(Exercise): Check the listing below for lines with the word "variables" and say how many there are, with nothing but the number.

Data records
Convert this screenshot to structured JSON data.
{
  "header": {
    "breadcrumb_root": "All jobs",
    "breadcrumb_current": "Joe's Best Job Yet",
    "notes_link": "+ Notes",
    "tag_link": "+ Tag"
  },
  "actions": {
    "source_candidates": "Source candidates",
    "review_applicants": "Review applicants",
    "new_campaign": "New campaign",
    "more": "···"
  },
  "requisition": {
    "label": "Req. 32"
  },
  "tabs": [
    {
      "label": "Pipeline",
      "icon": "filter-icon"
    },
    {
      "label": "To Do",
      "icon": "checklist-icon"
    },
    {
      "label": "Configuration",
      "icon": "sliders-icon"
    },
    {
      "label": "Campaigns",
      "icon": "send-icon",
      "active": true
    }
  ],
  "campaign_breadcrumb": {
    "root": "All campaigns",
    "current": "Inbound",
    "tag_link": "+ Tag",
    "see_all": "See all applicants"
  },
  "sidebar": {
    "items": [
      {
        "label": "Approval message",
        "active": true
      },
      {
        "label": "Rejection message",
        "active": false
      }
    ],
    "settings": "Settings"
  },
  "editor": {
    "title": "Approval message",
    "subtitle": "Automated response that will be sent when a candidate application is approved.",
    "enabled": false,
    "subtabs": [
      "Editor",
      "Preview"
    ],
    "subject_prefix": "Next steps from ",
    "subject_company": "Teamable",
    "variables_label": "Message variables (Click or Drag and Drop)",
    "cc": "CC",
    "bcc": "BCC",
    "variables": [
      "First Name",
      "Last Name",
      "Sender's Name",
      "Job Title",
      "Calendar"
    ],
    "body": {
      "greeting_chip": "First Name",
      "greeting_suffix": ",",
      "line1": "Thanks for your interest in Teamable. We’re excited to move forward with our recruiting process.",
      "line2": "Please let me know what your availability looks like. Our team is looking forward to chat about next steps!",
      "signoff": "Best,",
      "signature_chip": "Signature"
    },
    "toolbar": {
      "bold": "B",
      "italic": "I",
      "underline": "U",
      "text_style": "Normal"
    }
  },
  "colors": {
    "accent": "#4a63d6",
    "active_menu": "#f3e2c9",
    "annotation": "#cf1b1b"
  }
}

(Reply to the exercise): 2